Instructions for the task: Omit every picture and output the rest of the records exactly as they are.

┌──

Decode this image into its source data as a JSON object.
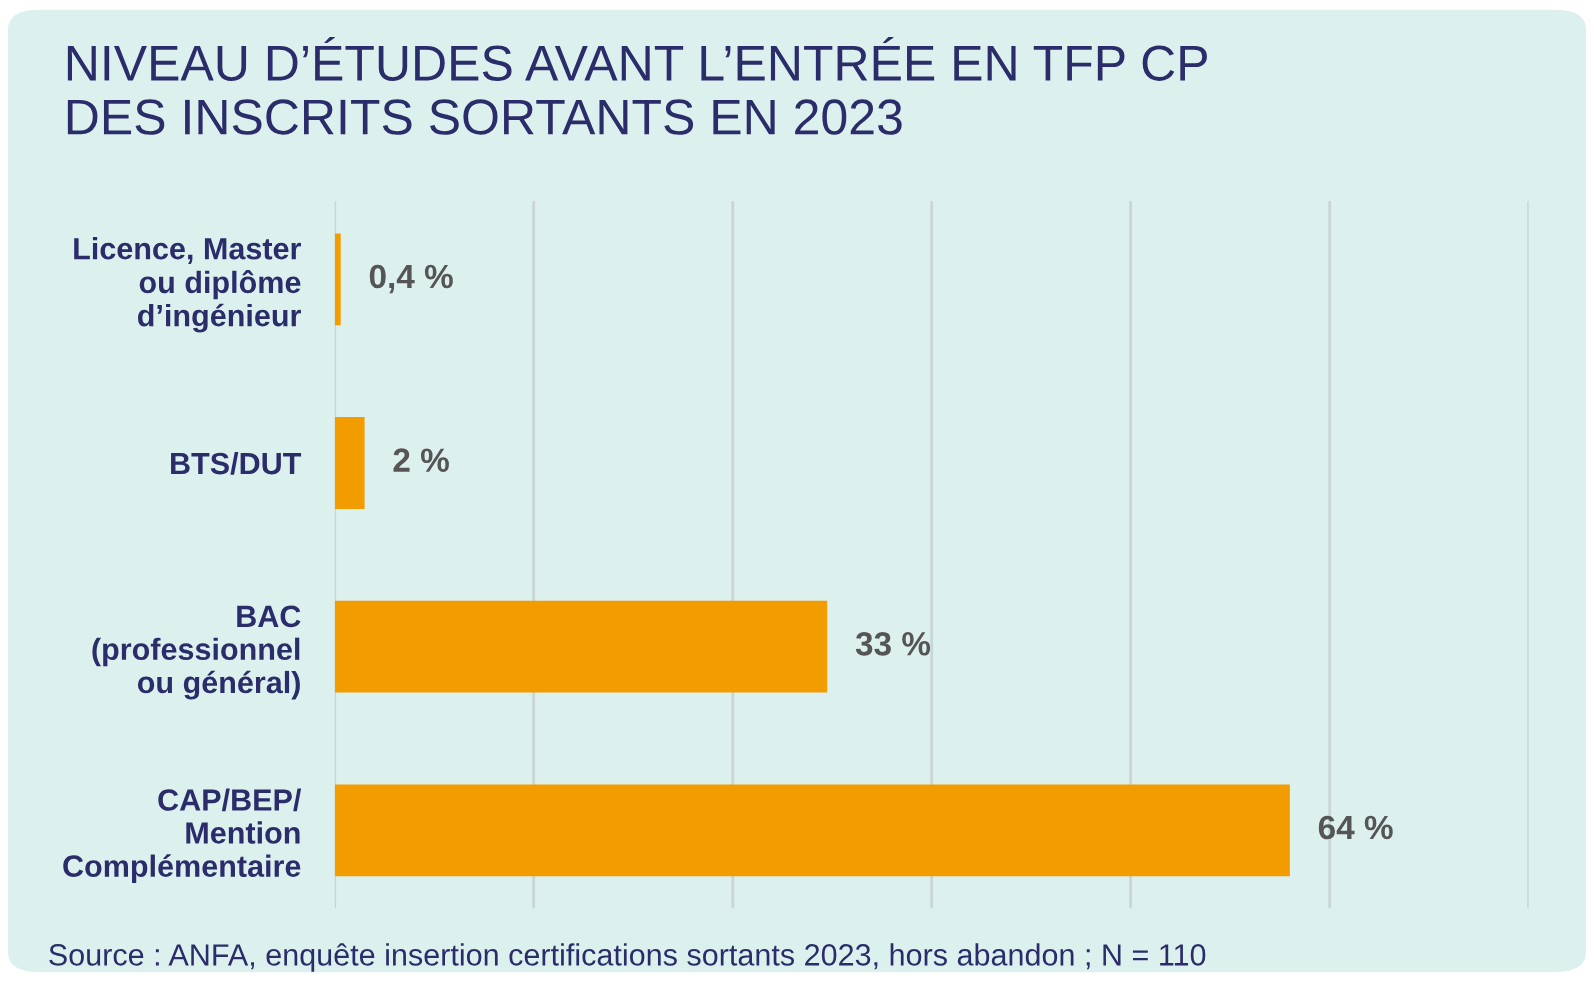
{
  "chart_data": {
    "type": "bar",
    "orientation": "horizontal",
    "title": "NIVEAU D’ÉTUDES AVANT L’ENTRÉE EN TFP CP\nDES INSCRITS SORTANTS EN 2023",
    "categories": [
      "Licence, Master\nou diplôme\nd’ingénieur",
      "BTS/DUT",
      "BAC\n(professionnel\nou général)",
      "CAP/BEP/\nMention\nComplémentaire"
    ],
    "values": [
      0.4,
      2,
      33,
      64
    ],
    "value_labels": [
      "0,4 %",
      "2 %",
      "33 %",
      "64 %"
    ],
    "color": "#f39c00",
    "xlim": [
      0,
      80
    ],
    "xticks": [
      {
        "value": 0,
        "label": null
      },
      {
        "value": 13.33,
        "label": null
      },
      {
        "value": 26.67,
        "label": null
      },
      {
        "value": 40,
        "label": null
      },
      {
        "value": 53.33,
        "label": null
      },
      {
        "value": 66.67,
        "label": null
      },
      {
        "value": 80,
        "label": null
      }
    ],
    "grid": "x",
    "tick_labels": "y",
    "annotations": [
      "Source : ANFA, enquête insertion certifications sortants 2023, hors abandon ; N = 110"
    ]
  }
}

└──

Task solution:
Decode this image into its source data as a JSON object.
{
  "chart_data": {
    "type": "bar",
    "orientation": "horizontal",
    "title": "NIVEAU D’ÉTUDES AVANT L’ENTRÉE EN TFP CP\nDES INSCRITS SORTANTS EN 2023",
    "categories": [
      "Licence, Master\nou diplôme\nd’ingénieur",
      "BTS/DUT",
      "BAC\n(professionnel\nou général)",
      "CAP/BEP/\nMention\nComplémentaire"
    ],
    "values": [
      0.4,
      2,
      33,
      64
    ],
    "value_labels": [
      "0,4 %",
      "2 %",
      "33 %",
      "64 %"
    ],
    "color": "#f39c00",
    "xlim": [
      0,
      80
    ],
    "xticks": [
      {
        "value": 0,
        "label": null
      },
      {
        "value": 13.33,
        "label": null
      },
      {
        "value": 26.67,
        "label": null
      },
      {
        "value": 40,
        "label": null
      },
      {
        "value": 53.33,
        "label": null
      },
      {
        "value": 66.67,
        "label": null
      },
      {
        "value": 80,
        "label": null
      }
    ],
    "grid": "x",
    "tick_labels": "y",
    "annotations": [
      "Source : ANFA, enquête insertion certifications sortants 2023, hors abandon ; N = 110"
    ]
  }
}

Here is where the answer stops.